** STATED GOAL **
Separate out the lines that hold "data".

[BEGIN INPUT FOR THIS TASK]

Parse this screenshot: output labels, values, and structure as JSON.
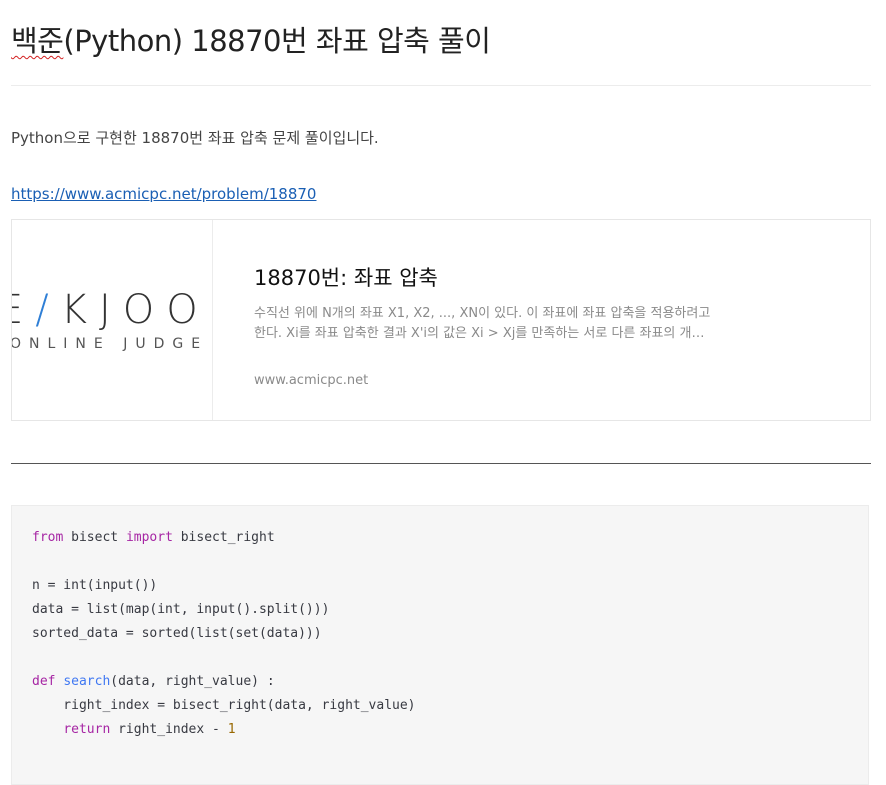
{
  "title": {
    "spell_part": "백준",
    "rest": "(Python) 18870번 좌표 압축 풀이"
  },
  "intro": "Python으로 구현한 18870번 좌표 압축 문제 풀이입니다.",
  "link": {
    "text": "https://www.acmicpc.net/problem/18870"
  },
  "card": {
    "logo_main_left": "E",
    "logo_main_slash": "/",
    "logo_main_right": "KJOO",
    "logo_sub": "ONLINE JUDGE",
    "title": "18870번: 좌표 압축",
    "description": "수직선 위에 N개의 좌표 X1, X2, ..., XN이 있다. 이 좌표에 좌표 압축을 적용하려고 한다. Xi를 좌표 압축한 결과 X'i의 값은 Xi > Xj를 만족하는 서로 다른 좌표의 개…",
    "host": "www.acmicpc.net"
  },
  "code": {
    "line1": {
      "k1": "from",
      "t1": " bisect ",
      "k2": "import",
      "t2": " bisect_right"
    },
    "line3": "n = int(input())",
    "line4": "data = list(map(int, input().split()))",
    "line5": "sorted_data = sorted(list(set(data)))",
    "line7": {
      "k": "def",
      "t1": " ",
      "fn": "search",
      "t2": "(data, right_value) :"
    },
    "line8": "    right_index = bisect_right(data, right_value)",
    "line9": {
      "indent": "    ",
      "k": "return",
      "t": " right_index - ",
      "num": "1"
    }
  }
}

[END INPUT FOR THIS TASK]

** WORKED SOLUTION **
    "line4": "data = list(map(int, input().split()))",
    "line5": "sorted_data = sorted(list(set(data)))",
      "t2": "(data, right_value) :"
    "line8": "    right_index = bisect_right(data, right_value)",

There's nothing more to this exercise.